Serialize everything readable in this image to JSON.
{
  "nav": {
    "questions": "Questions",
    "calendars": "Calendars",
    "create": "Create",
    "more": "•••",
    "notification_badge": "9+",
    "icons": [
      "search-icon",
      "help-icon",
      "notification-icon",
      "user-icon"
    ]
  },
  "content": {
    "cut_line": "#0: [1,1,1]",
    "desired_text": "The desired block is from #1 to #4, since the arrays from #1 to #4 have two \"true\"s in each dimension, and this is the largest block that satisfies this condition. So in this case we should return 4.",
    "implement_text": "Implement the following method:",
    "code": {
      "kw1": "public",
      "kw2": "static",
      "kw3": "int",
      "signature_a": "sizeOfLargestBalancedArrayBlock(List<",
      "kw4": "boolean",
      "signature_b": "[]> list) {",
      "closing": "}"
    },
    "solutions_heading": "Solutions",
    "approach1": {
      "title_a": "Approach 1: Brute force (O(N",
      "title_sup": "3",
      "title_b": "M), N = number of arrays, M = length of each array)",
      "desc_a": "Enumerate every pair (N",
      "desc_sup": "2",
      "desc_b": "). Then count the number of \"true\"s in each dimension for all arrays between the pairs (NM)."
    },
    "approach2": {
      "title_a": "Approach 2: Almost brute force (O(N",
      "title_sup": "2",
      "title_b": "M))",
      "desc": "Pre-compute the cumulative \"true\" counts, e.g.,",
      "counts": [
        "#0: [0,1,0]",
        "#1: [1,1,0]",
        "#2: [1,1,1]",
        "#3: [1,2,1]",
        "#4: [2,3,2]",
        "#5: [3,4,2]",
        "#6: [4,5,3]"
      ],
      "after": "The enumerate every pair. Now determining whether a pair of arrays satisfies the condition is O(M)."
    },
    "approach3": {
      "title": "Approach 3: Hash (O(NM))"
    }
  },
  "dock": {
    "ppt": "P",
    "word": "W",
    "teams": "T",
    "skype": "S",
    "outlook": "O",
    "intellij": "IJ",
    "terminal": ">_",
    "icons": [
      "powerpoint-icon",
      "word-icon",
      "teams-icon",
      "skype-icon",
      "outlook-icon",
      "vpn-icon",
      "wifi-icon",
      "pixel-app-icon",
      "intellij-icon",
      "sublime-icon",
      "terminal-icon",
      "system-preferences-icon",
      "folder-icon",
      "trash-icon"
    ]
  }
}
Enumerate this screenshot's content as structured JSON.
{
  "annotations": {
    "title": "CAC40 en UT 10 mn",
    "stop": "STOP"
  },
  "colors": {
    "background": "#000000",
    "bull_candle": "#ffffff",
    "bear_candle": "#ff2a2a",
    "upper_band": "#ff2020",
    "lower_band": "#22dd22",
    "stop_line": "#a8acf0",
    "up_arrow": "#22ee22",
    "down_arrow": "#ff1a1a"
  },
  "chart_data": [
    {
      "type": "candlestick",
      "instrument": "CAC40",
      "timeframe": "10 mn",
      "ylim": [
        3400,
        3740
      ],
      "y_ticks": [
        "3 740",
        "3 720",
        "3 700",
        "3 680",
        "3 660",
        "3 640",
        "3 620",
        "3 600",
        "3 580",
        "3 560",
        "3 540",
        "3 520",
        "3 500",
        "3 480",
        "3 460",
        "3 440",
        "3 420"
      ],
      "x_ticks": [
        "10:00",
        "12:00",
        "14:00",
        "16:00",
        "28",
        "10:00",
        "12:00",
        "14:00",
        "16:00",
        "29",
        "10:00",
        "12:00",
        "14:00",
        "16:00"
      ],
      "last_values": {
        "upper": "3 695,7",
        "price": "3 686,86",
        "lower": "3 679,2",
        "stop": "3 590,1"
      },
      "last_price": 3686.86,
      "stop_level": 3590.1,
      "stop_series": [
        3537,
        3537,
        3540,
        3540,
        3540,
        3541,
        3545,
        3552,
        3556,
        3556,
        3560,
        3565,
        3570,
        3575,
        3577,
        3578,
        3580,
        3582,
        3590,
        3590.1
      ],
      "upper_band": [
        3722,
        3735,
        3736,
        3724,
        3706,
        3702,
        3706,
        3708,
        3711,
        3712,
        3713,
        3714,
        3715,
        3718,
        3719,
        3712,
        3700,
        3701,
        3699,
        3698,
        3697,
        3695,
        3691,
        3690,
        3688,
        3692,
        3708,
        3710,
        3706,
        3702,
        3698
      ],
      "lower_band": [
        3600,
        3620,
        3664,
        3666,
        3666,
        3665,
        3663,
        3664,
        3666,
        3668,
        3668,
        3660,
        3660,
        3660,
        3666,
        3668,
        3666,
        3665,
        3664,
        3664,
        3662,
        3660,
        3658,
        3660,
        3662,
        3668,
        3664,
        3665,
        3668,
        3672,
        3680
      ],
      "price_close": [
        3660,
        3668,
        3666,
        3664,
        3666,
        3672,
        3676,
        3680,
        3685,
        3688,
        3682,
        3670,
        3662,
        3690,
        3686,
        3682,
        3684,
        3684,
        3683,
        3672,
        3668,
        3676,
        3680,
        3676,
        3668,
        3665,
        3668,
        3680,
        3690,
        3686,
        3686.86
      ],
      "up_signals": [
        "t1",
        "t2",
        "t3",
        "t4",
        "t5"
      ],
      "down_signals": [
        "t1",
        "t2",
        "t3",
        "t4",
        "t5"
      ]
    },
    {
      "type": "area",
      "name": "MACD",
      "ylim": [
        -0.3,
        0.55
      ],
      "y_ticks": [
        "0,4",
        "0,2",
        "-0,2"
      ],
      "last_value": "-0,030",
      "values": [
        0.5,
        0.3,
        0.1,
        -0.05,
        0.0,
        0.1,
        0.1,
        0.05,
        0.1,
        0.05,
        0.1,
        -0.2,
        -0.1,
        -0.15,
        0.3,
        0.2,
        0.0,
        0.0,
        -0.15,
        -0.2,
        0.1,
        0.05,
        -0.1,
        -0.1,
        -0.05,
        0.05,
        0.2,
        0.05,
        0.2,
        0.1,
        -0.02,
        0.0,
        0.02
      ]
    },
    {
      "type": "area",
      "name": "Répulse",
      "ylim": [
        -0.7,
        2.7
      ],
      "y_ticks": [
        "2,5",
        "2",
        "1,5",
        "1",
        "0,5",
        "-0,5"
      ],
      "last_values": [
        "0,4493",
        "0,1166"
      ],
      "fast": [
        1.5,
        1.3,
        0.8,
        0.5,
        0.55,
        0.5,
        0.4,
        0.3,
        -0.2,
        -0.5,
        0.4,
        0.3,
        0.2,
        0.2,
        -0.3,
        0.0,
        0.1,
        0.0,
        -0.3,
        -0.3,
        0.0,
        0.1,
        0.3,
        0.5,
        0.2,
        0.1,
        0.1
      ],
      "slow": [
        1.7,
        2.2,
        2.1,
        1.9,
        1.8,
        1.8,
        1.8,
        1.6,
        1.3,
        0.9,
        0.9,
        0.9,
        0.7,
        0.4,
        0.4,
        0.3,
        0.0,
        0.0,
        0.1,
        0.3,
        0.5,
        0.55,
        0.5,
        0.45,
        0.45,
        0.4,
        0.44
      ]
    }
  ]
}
◆ ◆ ◆ ◆
GOAL OF THE EXERCISE
Repeat the records above exactly as they appear.

RESULT OF THE TASK
Serialize everything readable in this image to JSON.
{
  "nav": {
    "questions": "Questions",
    "calendars": "Calendars",
    "create": "Create",
    "more": "•••",
    "notification_badge": "9+",
    "icons": [
      "search-icon",
      "help-icon",
      "notification-icon",
      "user-icon"
    ]
  },
  "content": {
    "cut_line": "#0: [1,1,1]",
    "desired_text": "The desired block is from #1 to #4, since the arrays from #1 to #4 have two \"true\"s in each dimension, and this is the largest block that satisfies this condition. So in this case we should return 4.",
    "implement_text": "Implement the following method:",
    "code": {
      "kw1": "public",
      "kw2": "static",
      "kw3": "int",
      "signature_a": "sizeOfLargestBalancedArrayBlock(List<",
      "kw4": "boolean",
      "signature_b": "[]> list) {",
      "closing": "}"
    },
    "solutions_heading": "Solutions",
    "approach1": {
      "title_a": "Approach 1: Brute force (O(N",
      "title_sup": "3",
      "title_b": "M), N = number of arrays, M = length of each array)",
      "desc_a": "Enumerate every pair (N",
      "desc_sup": "2",
      "desc_b": "). Then count the number of \"true\"s in each dimension for all arrays between the pairs (NM)."
    },
    "approach2": {
      "title_a": "Approach 2: Almost brute force (O(N",
      "title_sup": "2",
      "title_b": "M))",
      "desc": "Pre-compute the cumulative \"true\" counts, e.g.,",
      "counts": [
        "#0: [0,1,0]",
        "#1: [1,1,0]",
        "#2: [1,1,1]",
        "#3: [1,2,1]",
        "#4: [2,3,2]",
        "#5: [3,4,2]",
        "#6: [4,5,3]"
      ],
      "after": "The enumerate every pair. Now determining whether a pair of arrays satisfies the condition is O(M)."
    },
    "approach3": {
      "title": "Approach 3: Hash (O(NM))"
    }
  },
  "dock": {
    "ppt": "P",
    "word": "W",
    "teams": "T",
    "skype": "S",
    "outlook": "O",
    "intellij": "IJ",
    "terminal": ">_",
    "icons": [
      "powerpoint-icon",
      "word-icon",
      "teams-icon",
      "skype-icon",
      "outlook-icon",
      "vpn-icon",
      "wifi-icon",
      "pixel-app-icon",
      "intellij-icon",
      "sublime-icon",
      "terminal-icon",
      "system-preferences-icon",
      "folder-icon",
      "trash-icon"
    ]
  }
}
Enumerate this screenshot's content as structured JSON.
{
  "annotations": {
    "title": "CAC40 en UT 10 mn",
    "stop": "STOP"
  },
  "colors": {
    "background": "#000000",
    "bull_candle": "#ffffff",
    "bear_candle": "#ff2a2a",
    "upper_band": "#ff2020",
    "lower_band": "#22dd22",
    "stop_line": "#a8acf0",
    "up_arrow": "#22ee22",
    "down_arrow": "#ff1a1a"
  },
  "chart_data": [
    {
      "type": "candlestick",
      "instrument": "CAC40",
      "timeframe": "10 mn",
      "ylim": [
        3400,
        3740
      ],
      "y_ticks": [
        "3 740",
        "3 720",
        "3 700",
        "3 680",
        "3 660",
        "3 640",
        "3 620",
        "3 600",
        "3 580",
        "3 560",
        "3 540",
        "3 520",
        "3 500",
        "3 480",
        "3 460",
        "3 440",
        "3 420"
      ],
      "x_ticks": [
        "10:00",
        "12:00",
        "14:00",
        "16:00",
        "28",
        "10:00",
        "12:00",
        "14:00",
        "16:00",
        "29",
        "10:00",
        "12:00",
        "14:00",
        "16:00"
      ],
      "last_values": {
        "upper": "3 695,7",
        "price": "3 686,86",
        "lower": "3 679,2",
        "stop": "3 590,1"
      },
      "last_price": 3686.86,
      "stop_level": 3590.1,
      "stop_series": [
        3537,
        3537,
        3540,
        3540,
        3540,
        3541,
        3545,
        3552,
        3556,
        3556,
        3560,
        3565,
        3570,
        3575,
        3577,
        3578,
        3580,
        3582,
        3590,
        3590.1
      ],
      "upper_band": [
        3722,
        3735,
        3736,
        3724,
        3706,
        3702,
        3706,
        3708,
        3711,
        3712,
        3713,
        3714,
        3715,
        3718,
        3719,
        3712,
        3700,
        3701,
        3699,
        3698,
        3697,
        3695,
        3691,
        3690,
        3688,
        3692,
        3708,
        3710,
        3706,
        3702,
        3698
      ],
      "lower_band": [
        3600,
        3620,
        3664,
        3666,
        3666,
        3665,
        3663,
        3664,
        3666,
        3668,
        3668,
        3660,
        3660,
        3660,
        3666,
        3668,
        3666,
        3665,
        3664,
        3664,
        3662,
        3660,
        3658,
        3660,
        3662,
        3668,
        3664,
        3665,
        3668,
        3672,
        3680
      ],
      "price_close": [
        3660,
        3668,
        3666,
        3664,
        3666,
        3672,
        3676,
        3680,
        3685,
        3688,
        3682,
        3670,
        3662,
        3690,
        3686,
        3682,
        3684,
        3684,
        3683,
        3672,
        3668,
        3676,
        3680,
        3676,
        3668,
        3665,
        3668,
        3680,
        3690,
        3686,
        3686.86
      ],
      "up_signals": [
        "t1",
        "t2",
        "t3",
        "t4",
        "t5"
      ],
      "down_signals": [
        "t1",
        "t2",
        "t3",
        "t4",
        "t5"
      ]
    },
    {
      "type": "area",
      "name": "MACD",
      "ylim": [
        -0.3,
        0.55
      ],
      "y_ticks": [
        "0,4",
        "0,2",
        "-0,2"
      ],
      "last_value": "-0,030",
      "values": [
        0.5,
        0.3,
        0.1,
        -0.05,
        0.0,
        0.1,
        0.1,
        0.05,
        0.1,
        0.05,
        0.1,
        -0.2,
        -0.1,
        -0.15,
        0.3,
        0.2,
        0.0,
        0.0,
        -0.15,
        -0.2,
        0.1,
        0.05,
        -0.1,
        -0.1,
        -0.05,
        0.05,
        0.2,
        0.05,
        0.2,
        0.1,
        -0.02,
        0.0,
        0.02
      ]
    },
    {
      "type": "area",
      "name": "Répulse",
      "ylim": [
        -0.7,
        2.7
      ],
      "y_ticks": [
        "2,5",
        "2",
        "1,5",
        "1",
        "0,5",
        "-0,5"
      ],
      "last_values": [
        "0,4493",
        "0,1166"
      ],
      "fast": [
        1.5,
        1.3,
        0.8,
        0.5,
        0.55,
        0.5,
        0.4,
        0.3,
        -0.2,
        -0.5,
        0.4,
        0.3,
        0.2,
        0.2,
        -0.3,
        0.0,
        0.1,
        0.0,
        -0.3,
        -0.3,
        0.0,
        0.1,
        0.3,
        0.5,
        0.2,
        0.1,
        0.1
      ],
      "slow": [
        1.7,
        2.2,
        2.1,
        1.9,
        1.8,
        1.8,
        1.8,
        1.6,
        1.3,
        0.9,
        0.9,
        0.9,
        0.7,
        0.4,
        0.4,
        0.3,
        0.0,
        0.0,
        0.1,
        0.3,
        0.5,
        0.55,
        0.5,
        0.45,
        0.45,
        0.4,
        0.44
      ]
    }
  ]
}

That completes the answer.